◆ **Objectif**:
Comptez les lignes du matériau ci-dessous qui contiennent la chaîne « several ». Donnez seulement ce nombre.

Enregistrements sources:
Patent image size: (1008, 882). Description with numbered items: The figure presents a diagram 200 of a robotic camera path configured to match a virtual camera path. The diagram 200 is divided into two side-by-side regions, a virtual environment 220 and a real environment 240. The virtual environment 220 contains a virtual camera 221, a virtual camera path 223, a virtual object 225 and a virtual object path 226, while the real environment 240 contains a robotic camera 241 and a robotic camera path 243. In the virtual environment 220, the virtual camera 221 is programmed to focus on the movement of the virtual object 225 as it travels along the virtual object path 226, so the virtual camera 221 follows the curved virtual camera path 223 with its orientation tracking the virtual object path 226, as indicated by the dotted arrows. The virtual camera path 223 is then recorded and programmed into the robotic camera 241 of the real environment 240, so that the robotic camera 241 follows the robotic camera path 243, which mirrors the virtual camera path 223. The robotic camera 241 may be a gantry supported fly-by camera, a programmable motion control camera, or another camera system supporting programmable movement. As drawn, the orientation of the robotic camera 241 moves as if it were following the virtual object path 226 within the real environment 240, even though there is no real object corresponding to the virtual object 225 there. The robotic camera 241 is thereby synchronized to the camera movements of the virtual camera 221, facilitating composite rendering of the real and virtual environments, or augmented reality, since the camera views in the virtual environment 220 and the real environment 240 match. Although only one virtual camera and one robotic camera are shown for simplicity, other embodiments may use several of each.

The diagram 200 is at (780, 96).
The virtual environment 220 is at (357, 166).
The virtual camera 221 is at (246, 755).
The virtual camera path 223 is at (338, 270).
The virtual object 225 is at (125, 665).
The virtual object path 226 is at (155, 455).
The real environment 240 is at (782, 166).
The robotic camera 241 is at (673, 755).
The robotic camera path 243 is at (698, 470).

◆ **Réponse**:
1